Data tied to figure images:
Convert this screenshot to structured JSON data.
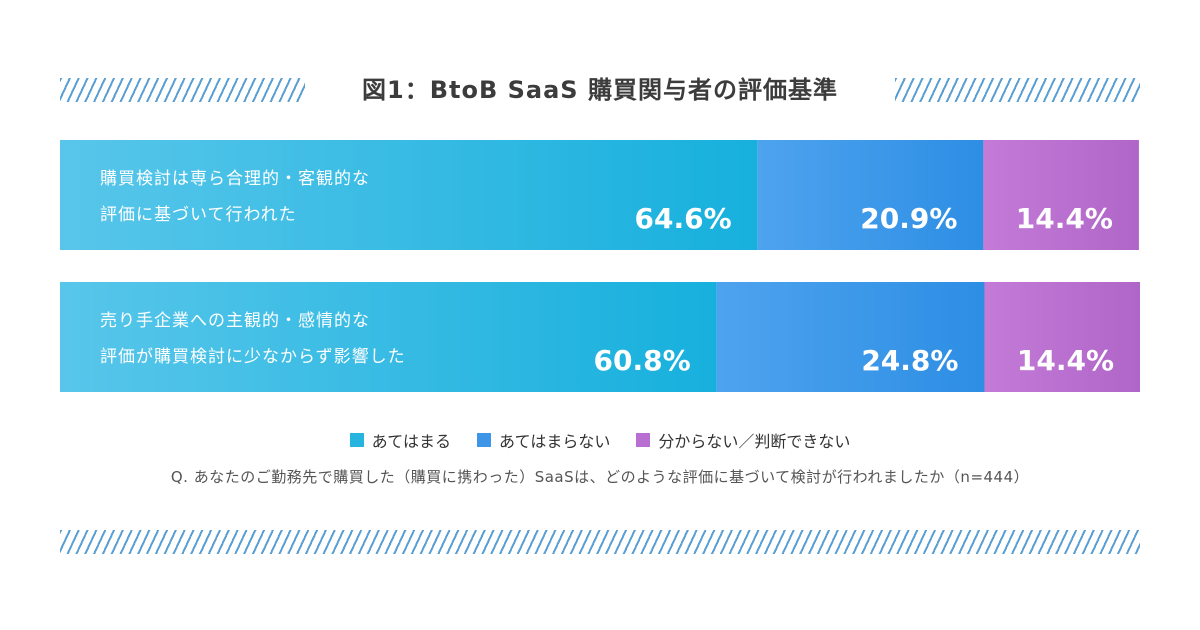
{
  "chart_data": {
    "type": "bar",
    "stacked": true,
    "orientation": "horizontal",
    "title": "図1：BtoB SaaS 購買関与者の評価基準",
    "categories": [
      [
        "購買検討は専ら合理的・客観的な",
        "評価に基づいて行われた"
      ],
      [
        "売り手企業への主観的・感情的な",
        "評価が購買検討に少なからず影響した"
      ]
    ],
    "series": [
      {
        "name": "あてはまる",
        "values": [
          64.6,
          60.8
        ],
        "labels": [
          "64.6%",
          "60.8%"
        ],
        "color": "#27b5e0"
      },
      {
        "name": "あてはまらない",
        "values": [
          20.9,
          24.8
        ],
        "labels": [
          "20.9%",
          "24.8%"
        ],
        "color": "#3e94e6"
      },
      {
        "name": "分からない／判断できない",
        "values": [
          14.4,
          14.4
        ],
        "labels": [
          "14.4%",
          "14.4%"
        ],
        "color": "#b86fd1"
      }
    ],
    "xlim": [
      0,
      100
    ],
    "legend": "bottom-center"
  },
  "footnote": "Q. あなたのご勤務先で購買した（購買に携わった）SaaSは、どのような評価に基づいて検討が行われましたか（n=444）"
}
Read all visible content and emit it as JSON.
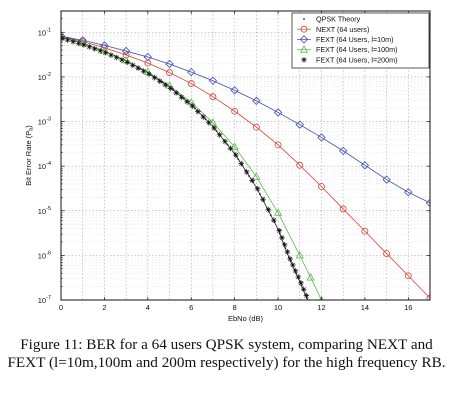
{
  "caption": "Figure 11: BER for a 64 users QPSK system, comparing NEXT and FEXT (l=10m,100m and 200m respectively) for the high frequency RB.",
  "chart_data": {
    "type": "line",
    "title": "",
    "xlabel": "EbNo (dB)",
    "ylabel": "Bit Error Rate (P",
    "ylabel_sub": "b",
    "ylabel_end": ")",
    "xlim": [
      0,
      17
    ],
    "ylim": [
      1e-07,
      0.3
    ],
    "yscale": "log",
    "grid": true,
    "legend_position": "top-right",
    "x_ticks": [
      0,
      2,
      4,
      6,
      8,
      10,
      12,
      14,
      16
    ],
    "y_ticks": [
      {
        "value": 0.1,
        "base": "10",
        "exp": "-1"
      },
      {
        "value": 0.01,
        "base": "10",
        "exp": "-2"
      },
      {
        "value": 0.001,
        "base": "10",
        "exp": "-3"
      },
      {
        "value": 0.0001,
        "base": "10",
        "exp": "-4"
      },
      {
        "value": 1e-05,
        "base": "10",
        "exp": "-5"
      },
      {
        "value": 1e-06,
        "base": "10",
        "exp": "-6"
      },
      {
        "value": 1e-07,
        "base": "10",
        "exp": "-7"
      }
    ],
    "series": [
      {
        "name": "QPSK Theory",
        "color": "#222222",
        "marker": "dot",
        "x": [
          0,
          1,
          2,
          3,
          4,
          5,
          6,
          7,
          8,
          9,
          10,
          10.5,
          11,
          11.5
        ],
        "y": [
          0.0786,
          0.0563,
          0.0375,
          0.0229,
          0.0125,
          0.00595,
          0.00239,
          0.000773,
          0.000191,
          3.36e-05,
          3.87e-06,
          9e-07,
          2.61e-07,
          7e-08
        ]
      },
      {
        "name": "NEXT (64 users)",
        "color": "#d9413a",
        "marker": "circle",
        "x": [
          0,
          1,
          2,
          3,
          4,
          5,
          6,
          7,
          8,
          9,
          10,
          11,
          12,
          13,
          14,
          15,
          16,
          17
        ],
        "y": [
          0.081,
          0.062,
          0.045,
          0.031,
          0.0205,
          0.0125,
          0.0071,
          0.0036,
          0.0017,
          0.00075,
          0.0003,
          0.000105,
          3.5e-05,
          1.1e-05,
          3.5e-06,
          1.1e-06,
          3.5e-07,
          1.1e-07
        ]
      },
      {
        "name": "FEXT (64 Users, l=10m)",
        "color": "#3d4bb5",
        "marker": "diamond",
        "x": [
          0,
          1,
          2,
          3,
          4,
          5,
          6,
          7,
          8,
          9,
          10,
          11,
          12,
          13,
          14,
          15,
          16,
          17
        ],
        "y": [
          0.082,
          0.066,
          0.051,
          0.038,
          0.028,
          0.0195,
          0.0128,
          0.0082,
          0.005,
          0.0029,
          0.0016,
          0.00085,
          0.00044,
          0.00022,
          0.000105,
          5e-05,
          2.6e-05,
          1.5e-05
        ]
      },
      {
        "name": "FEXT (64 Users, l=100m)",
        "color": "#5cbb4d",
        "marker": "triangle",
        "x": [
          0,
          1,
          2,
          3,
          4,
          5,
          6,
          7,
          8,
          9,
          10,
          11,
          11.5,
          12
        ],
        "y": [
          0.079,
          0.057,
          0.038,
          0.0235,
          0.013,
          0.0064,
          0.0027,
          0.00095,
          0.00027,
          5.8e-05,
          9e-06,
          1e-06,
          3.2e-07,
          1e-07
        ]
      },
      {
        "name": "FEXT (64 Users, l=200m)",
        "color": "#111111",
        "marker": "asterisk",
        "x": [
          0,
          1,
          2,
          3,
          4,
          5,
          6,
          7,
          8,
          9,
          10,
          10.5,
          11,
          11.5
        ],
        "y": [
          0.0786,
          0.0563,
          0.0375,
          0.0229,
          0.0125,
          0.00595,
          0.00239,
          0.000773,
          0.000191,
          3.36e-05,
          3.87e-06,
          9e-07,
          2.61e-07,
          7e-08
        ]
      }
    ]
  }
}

■ **WRITTEN TASK**: Every line in the data that holds "NEXT" should be copied out.

■ **EXERCISE RESULT**:
  "caption": "Figure 11: BER for a 64 users QPSK system, comparing NEXT and FEXT (l=10m,100m and 200m respectively) for the high frequency RB.",
        "name": "NEXT (64 users)",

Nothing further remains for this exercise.